Aim of the exercise: Collect every line below that contains the word "miles".

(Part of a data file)
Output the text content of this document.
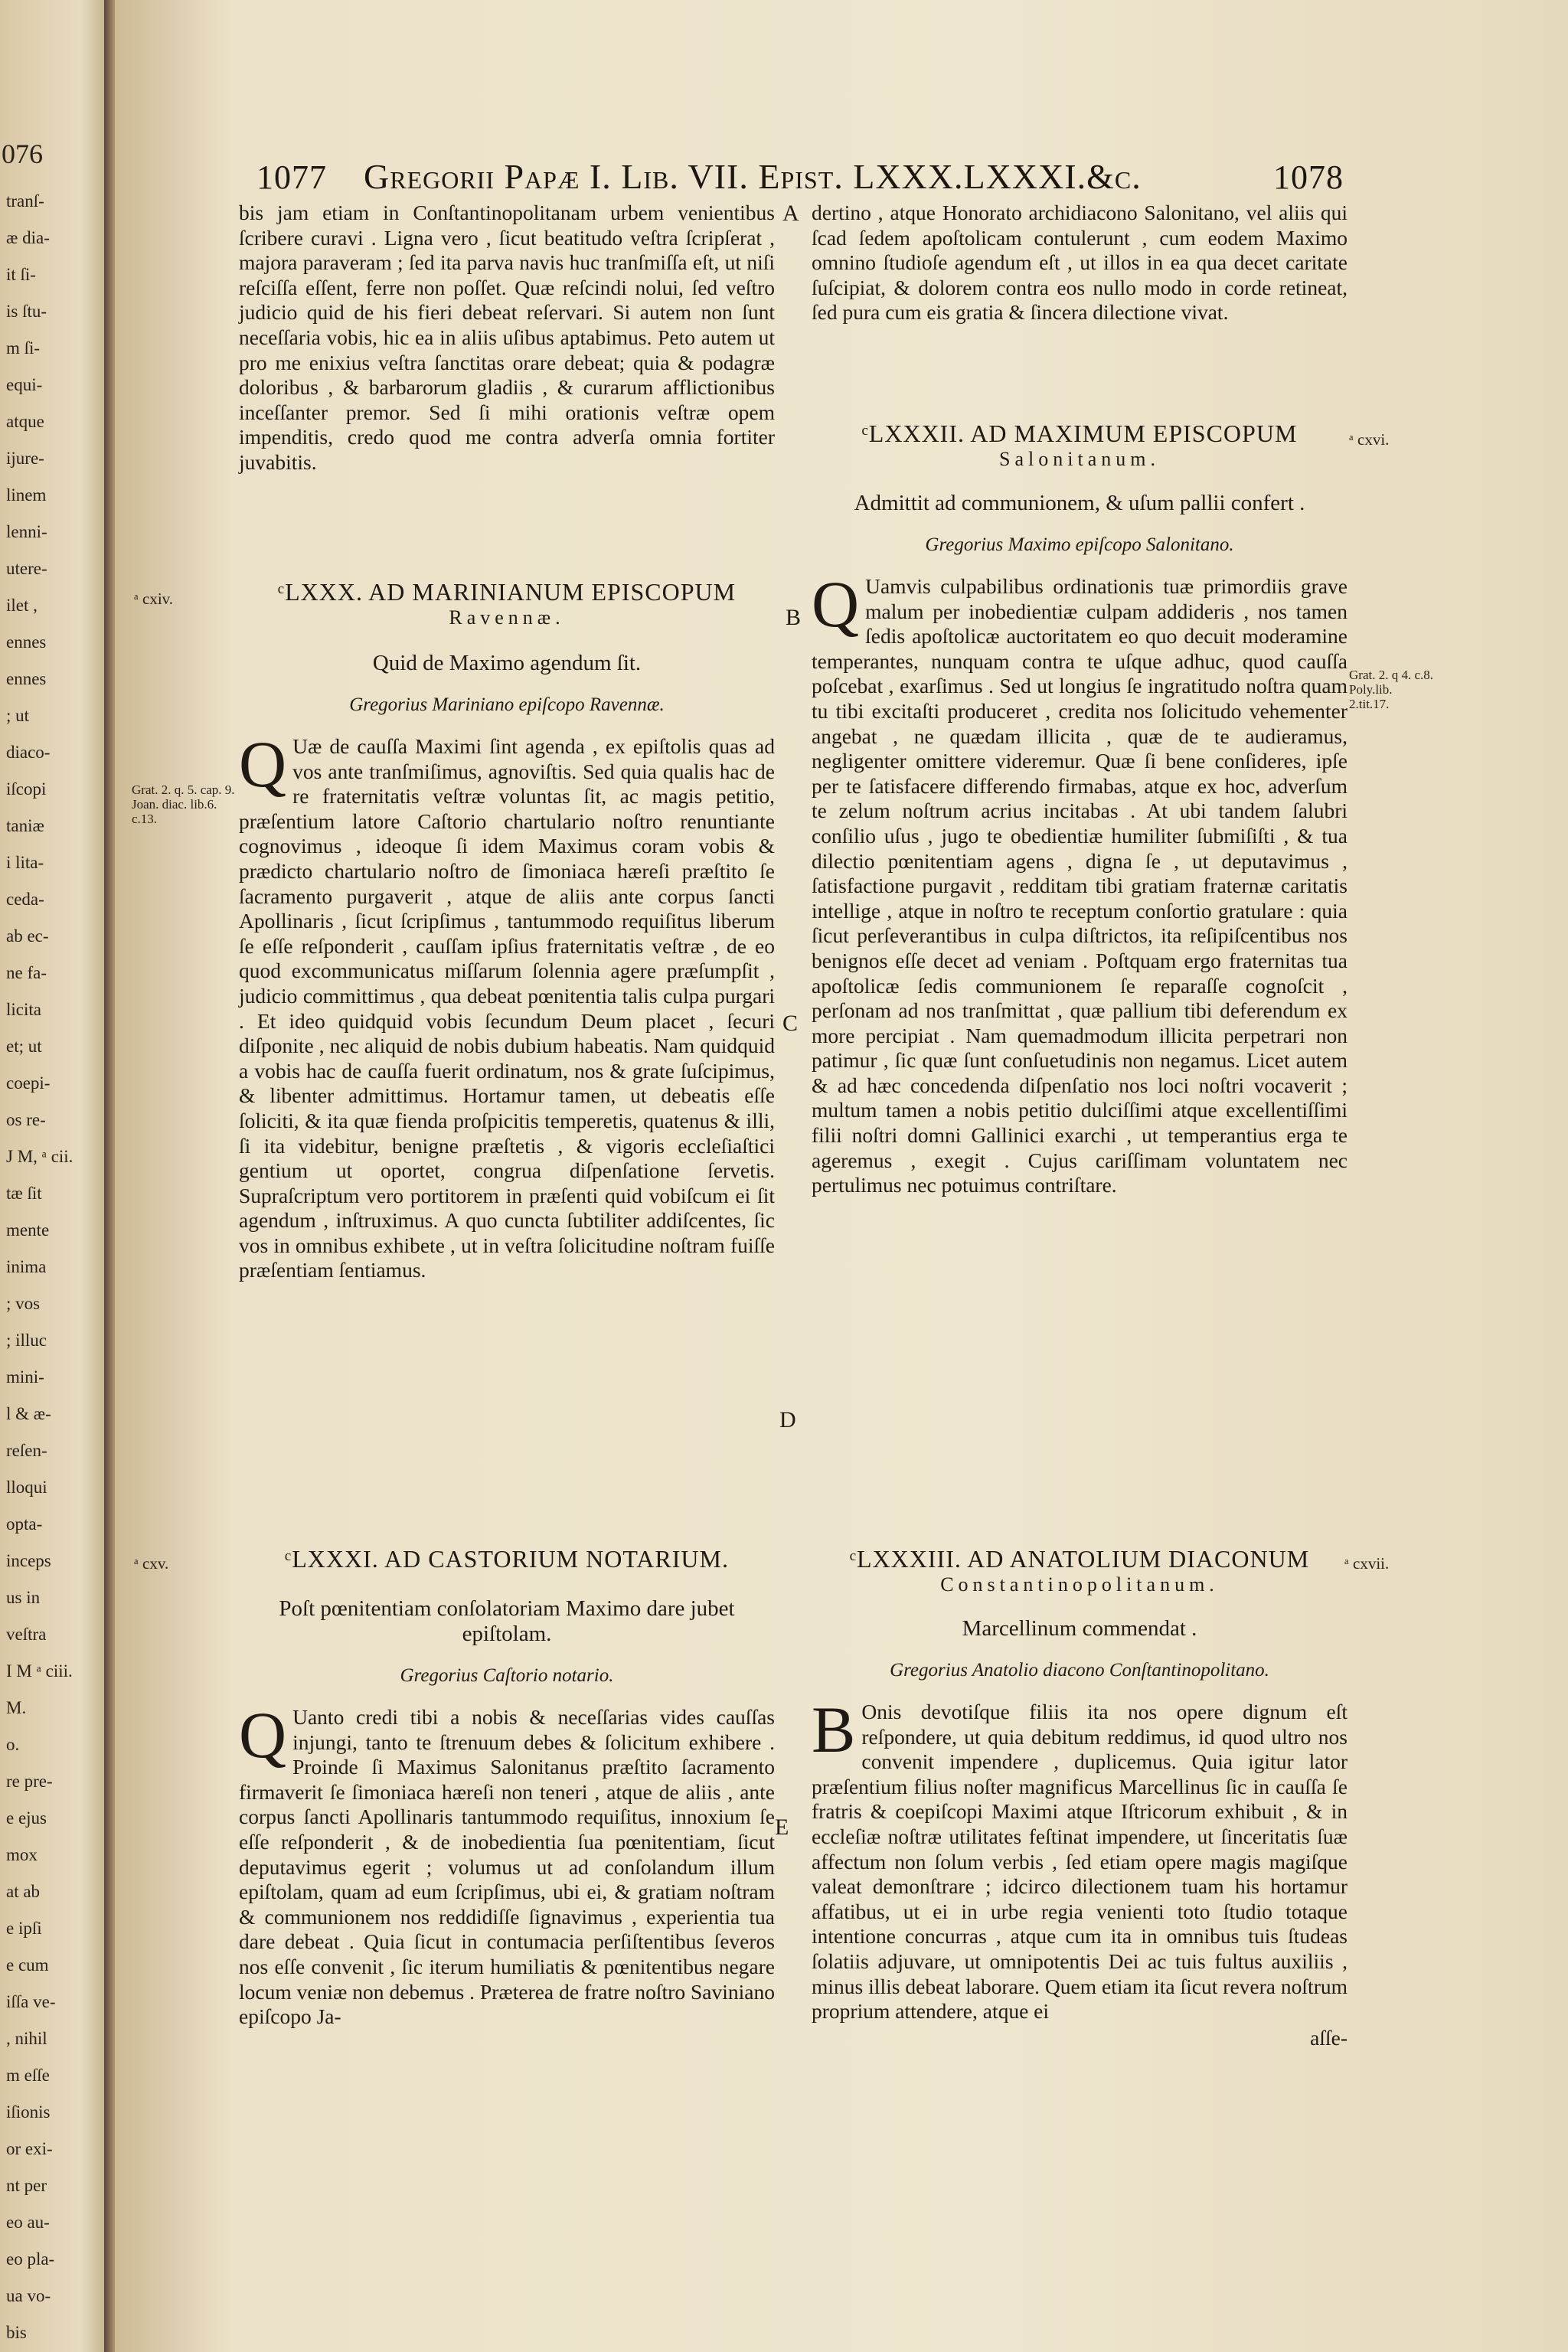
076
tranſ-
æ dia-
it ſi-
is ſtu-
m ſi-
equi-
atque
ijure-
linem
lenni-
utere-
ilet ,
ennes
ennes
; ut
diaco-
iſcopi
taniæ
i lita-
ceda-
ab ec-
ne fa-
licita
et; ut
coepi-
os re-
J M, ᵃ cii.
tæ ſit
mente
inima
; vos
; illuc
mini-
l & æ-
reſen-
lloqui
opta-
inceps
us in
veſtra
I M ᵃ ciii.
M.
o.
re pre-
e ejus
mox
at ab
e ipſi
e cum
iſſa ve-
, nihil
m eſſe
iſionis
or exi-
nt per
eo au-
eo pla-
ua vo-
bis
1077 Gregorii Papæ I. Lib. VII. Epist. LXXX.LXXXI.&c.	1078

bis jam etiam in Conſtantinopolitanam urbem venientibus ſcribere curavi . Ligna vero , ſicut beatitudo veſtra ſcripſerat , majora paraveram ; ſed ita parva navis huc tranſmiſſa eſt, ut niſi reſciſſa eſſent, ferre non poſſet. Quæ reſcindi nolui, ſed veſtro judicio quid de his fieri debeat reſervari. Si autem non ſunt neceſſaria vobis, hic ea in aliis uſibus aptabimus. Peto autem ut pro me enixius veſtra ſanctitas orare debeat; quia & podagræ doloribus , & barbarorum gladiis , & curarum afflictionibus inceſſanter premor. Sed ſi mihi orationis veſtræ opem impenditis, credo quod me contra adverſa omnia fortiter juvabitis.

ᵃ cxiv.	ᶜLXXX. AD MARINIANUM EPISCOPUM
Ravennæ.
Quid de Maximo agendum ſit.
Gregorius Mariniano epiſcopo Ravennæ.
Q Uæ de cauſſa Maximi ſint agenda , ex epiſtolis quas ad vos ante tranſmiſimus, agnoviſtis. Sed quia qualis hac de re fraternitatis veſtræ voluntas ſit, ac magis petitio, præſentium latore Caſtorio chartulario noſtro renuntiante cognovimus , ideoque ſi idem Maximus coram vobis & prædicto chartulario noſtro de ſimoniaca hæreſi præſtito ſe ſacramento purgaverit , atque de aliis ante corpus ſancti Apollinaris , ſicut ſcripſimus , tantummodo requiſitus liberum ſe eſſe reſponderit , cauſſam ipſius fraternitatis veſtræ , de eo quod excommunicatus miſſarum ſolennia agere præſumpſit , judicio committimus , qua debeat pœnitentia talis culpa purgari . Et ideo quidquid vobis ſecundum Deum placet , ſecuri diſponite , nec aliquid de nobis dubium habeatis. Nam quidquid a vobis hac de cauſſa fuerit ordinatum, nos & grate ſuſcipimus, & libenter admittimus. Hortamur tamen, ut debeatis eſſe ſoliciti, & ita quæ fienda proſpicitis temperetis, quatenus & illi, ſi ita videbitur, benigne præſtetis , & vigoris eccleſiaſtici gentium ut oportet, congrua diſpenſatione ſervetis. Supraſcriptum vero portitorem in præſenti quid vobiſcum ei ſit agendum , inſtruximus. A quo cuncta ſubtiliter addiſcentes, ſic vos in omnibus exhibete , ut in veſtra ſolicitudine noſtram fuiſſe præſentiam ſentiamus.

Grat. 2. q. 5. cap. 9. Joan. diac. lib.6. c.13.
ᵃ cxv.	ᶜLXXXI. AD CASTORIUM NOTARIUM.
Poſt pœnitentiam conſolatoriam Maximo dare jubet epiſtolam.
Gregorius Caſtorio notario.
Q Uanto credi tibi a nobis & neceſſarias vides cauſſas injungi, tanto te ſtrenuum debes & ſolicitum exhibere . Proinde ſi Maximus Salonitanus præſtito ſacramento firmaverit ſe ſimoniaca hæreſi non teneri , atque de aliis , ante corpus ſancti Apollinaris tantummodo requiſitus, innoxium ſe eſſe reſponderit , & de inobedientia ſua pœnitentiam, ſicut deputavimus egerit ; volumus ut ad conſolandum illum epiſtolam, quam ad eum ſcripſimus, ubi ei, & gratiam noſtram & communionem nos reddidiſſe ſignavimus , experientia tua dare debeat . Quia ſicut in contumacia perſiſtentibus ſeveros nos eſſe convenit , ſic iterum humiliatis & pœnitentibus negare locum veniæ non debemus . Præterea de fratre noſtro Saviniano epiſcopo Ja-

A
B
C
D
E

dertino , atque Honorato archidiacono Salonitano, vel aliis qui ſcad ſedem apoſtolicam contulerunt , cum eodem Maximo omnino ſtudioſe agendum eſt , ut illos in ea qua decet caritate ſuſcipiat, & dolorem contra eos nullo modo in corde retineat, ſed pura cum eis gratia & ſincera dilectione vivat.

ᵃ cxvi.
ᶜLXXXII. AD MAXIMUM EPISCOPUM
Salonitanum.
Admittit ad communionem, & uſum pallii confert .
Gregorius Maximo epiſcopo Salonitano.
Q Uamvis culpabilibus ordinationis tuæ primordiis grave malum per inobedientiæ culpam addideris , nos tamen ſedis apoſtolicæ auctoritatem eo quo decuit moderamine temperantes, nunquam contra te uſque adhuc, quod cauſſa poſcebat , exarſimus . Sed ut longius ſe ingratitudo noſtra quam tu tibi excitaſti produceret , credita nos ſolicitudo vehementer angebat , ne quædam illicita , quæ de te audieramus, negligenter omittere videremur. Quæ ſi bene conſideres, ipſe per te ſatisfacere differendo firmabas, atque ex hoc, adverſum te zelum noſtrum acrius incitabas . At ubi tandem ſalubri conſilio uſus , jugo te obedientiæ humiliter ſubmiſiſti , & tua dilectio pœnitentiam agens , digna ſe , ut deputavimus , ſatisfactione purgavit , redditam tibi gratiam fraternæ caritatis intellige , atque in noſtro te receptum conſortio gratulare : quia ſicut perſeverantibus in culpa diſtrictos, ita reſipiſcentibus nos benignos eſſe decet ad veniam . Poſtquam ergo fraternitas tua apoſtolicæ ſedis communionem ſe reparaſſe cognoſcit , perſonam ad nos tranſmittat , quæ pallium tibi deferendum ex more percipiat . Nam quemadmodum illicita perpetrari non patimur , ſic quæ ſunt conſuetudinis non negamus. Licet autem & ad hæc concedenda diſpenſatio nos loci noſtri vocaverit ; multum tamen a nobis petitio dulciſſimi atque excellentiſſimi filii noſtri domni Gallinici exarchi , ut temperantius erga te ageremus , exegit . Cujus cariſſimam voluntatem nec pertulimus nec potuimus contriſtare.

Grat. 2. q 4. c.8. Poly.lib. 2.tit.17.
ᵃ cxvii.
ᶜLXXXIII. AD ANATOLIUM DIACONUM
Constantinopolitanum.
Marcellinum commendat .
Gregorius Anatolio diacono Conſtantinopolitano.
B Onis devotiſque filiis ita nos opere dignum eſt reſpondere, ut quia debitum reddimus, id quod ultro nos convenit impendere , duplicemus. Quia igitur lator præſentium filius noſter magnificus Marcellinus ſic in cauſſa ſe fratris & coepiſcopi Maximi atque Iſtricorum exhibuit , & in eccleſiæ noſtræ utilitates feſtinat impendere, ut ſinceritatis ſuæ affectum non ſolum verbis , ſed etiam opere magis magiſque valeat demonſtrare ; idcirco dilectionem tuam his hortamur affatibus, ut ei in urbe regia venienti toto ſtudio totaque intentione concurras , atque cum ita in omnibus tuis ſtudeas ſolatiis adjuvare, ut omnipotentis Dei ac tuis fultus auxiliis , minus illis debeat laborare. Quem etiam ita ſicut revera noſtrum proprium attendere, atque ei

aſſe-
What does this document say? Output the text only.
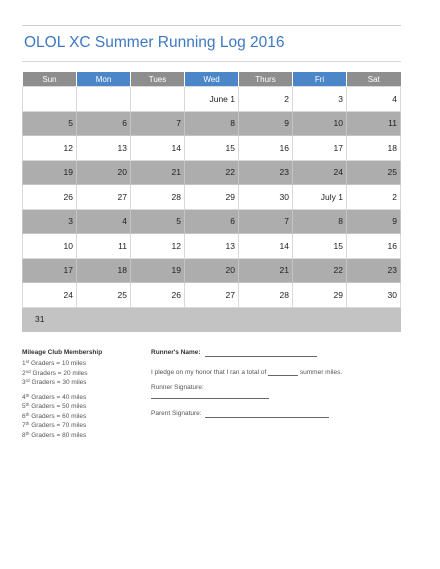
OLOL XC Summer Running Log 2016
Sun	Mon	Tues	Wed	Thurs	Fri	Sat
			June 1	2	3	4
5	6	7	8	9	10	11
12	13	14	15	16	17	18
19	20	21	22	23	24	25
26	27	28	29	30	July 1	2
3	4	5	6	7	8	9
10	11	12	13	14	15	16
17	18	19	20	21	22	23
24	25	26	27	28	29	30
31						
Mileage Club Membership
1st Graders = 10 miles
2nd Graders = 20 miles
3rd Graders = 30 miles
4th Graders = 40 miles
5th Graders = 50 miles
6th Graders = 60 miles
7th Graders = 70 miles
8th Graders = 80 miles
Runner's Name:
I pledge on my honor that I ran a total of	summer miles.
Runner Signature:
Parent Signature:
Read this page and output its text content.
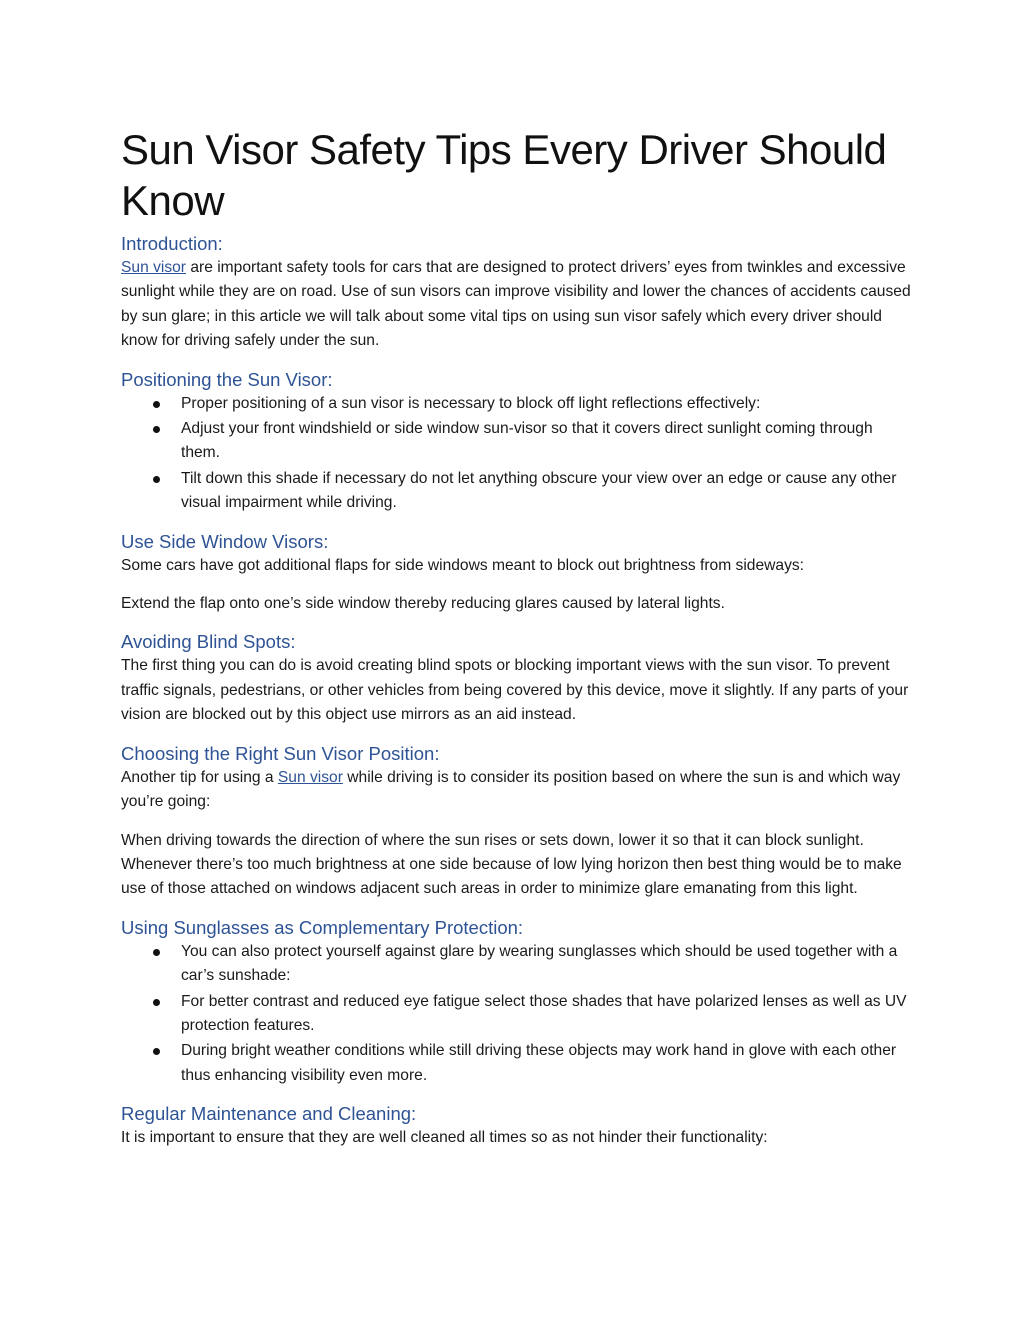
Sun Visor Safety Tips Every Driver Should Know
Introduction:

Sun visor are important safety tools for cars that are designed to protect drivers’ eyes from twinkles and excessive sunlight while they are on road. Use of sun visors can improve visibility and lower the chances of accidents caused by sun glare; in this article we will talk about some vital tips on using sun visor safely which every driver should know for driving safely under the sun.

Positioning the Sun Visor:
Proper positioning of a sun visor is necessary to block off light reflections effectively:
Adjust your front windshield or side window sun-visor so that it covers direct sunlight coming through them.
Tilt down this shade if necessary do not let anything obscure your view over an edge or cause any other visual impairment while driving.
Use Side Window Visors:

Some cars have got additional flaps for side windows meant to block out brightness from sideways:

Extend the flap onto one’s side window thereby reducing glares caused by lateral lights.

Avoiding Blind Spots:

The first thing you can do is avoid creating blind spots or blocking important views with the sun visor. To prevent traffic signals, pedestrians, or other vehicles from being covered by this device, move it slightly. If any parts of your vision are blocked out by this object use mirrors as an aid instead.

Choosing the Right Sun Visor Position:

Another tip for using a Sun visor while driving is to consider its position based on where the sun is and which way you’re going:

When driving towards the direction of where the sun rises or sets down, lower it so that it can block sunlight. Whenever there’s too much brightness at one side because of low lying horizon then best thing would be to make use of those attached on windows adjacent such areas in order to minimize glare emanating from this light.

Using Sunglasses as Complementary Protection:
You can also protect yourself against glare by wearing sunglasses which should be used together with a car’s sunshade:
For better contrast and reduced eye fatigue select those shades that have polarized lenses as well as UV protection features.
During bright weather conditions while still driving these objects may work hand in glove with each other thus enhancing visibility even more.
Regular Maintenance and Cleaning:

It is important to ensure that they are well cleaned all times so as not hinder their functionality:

Solution to this problem:
1st Graders = 10 miles
2nd Graders = 20 miles
3rd Graders = 30 miles
4th Graders = 40 miles
5th Graders = 50 miles
6th Graders = 60 miles
7th Graders = 70 miles
8th Graders = 80 miles
I pledge on my honor that I ran a total of	summer miles.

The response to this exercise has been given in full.